====== Extracted entries

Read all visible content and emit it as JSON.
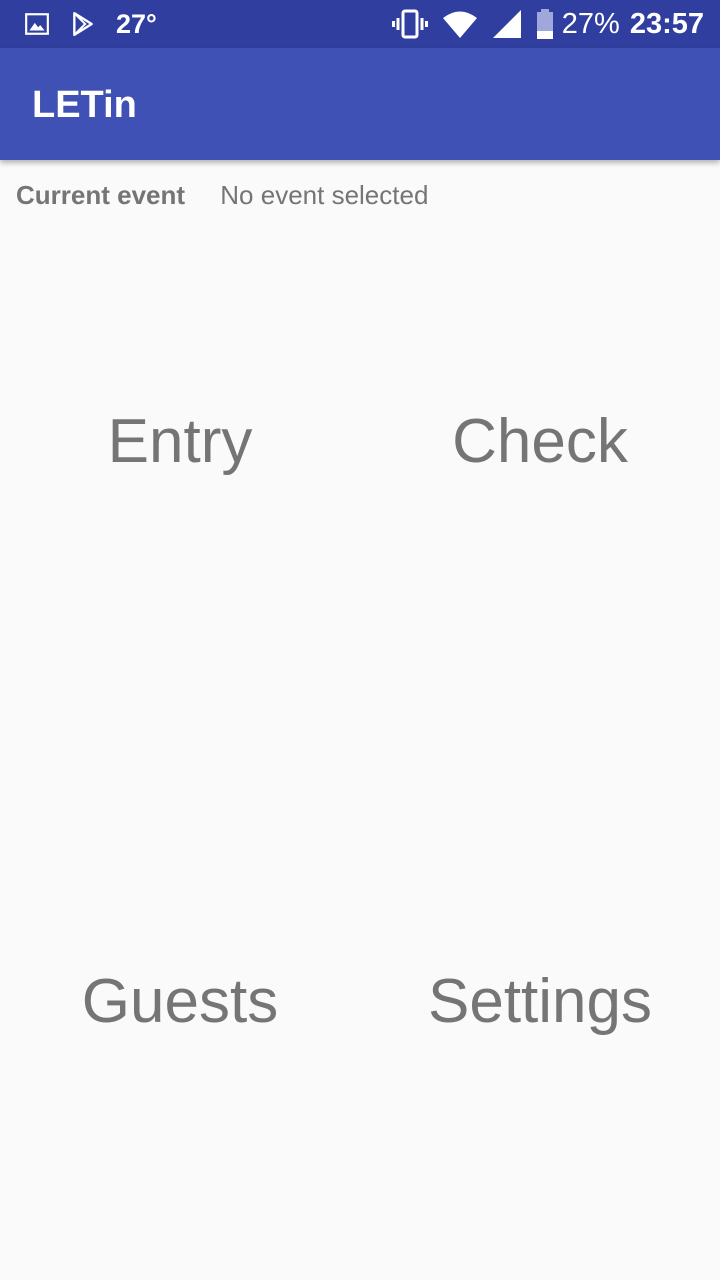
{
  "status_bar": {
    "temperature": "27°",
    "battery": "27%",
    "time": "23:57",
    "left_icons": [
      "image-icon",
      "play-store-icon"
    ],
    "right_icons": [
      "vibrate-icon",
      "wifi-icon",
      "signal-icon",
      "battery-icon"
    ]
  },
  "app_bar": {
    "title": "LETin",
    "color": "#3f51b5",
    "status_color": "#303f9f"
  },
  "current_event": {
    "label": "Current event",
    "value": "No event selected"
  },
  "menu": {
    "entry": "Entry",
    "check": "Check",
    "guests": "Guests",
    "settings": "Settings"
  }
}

============

▸ Task details: Quote everything in the listing above exactly; pictures are the only thing to omit.

▸ Output of the task:
Read all visible content and emit it as JSON.
{
  "status_bar": {
    "temperature": "27°",
    "battery": "27%",
    "time": "23:57",
    "left_icons": [
      "image-icon",
      "play-store-icon"
    ],
    "right_icons": [
      "vibrate-icon",
      "wifi-icon",
      "signal-icon",
      "battery-icon"
    ]
  },
  "app_bar": {
    "title": "LETin",
    "color": "#3f51b5",
    "status_color": "#303f9f"
  },
  "current_event": {
    "label": "Current event",
    "value": "No event selected"
  },
  "menu": {
    "entry": "Entry",
    "check": "Check",
    "guests": "Guests",
    "settings": "Settings"
  }
}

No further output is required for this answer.